# Listed records:
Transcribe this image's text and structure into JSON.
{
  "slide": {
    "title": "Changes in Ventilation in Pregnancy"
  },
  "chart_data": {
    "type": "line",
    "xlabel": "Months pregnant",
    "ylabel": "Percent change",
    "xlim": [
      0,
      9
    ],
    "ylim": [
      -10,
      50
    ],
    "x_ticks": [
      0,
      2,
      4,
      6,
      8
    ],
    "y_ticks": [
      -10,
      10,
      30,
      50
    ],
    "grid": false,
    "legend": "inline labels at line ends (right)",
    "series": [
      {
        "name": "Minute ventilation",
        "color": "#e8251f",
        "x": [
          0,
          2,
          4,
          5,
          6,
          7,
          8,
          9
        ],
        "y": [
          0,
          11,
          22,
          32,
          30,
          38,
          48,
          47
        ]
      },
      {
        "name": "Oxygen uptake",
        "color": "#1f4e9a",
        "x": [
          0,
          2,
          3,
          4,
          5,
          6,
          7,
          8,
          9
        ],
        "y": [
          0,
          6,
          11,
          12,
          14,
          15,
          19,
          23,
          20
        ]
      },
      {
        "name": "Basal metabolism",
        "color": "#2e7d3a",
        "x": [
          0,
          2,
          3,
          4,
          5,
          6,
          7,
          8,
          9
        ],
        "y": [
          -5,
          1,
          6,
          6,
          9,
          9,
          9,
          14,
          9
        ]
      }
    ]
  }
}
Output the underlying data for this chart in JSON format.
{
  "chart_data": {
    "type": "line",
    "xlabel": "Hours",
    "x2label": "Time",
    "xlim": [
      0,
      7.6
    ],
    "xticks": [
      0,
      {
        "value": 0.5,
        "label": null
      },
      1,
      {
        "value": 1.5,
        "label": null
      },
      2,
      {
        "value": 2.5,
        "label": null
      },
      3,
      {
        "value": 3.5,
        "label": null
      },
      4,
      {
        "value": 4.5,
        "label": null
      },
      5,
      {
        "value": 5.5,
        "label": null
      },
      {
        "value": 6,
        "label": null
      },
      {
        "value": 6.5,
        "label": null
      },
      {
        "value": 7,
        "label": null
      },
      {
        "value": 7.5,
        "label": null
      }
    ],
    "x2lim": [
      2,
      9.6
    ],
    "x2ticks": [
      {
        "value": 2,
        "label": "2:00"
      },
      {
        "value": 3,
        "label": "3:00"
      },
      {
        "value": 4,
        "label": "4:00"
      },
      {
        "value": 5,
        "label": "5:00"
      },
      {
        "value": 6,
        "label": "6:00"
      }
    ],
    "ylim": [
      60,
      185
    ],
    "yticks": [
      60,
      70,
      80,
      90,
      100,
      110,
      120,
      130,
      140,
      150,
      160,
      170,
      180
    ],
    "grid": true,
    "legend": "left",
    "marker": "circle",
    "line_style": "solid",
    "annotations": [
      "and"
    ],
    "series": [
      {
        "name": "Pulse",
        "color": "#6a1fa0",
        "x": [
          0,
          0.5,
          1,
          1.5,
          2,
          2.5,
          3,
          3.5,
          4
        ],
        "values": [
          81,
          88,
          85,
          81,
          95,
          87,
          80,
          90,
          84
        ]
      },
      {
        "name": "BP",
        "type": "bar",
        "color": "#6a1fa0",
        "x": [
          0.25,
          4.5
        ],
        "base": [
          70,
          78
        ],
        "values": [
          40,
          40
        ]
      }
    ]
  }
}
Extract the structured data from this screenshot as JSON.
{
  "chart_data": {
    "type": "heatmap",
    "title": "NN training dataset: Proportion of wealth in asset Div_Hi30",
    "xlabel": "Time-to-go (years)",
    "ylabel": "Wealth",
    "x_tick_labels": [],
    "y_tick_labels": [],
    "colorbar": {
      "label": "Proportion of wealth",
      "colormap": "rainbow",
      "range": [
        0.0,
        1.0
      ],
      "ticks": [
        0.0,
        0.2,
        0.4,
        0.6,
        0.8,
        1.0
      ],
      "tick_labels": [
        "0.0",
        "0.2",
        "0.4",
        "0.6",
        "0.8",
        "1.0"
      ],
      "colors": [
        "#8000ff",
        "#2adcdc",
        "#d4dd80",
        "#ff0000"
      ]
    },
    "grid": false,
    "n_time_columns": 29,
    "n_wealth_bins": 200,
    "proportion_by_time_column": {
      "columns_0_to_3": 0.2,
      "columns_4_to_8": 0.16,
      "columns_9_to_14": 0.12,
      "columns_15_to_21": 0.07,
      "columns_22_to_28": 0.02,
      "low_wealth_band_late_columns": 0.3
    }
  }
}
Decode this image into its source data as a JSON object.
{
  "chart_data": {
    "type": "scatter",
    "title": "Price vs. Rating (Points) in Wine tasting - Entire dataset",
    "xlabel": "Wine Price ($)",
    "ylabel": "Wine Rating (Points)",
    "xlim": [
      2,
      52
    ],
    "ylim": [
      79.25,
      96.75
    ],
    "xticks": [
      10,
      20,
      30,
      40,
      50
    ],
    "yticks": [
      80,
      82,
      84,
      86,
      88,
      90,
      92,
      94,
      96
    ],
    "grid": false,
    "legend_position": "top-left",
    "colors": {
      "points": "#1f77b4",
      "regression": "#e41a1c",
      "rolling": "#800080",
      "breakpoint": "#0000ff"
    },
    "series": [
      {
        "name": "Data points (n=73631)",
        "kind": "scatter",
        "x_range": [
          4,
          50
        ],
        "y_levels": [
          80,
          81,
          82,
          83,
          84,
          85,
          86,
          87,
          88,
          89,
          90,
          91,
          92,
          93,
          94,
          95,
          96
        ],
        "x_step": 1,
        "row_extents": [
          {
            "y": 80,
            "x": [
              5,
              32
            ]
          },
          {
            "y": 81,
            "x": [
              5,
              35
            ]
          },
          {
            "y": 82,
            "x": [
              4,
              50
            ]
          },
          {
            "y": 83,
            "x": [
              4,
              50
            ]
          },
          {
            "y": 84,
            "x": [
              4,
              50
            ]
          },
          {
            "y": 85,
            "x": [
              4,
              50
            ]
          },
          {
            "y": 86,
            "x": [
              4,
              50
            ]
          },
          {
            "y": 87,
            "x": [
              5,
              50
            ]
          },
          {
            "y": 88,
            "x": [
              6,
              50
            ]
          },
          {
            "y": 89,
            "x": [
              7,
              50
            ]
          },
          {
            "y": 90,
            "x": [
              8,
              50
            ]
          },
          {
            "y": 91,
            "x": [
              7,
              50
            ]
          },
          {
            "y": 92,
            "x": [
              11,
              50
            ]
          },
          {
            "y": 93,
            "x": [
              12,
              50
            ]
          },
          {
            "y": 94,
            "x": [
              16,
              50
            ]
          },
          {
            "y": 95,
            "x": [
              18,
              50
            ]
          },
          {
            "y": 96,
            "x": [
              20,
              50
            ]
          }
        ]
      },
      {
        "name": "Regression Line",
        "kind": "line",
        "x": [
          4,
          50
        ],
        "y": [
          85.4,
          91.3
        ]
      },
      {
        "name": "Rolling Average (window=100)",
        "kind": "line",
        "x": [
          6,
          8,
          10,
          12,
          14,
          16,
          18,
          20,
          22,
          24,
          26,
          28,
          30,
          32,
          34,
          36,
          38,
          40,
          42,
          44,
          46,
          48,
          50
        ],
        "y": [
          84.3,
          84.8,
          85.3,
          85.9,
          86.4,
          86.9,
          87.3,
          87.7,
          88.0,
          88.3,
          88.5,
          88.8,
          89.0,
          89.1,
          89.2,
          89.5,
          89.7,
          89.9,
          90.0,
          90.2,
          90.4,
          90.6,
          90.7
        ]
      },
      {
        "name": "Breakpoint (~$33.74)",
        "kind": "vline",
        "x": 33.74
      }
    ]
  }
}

# Exercise directions:
Only lines with the word "Rating" should be collected from the material.

# The answer:
    "title": "Price vs. Rating (Points) in Wine tasting - Entire dataset",
    "ylabel": "Wine Rating (Points)",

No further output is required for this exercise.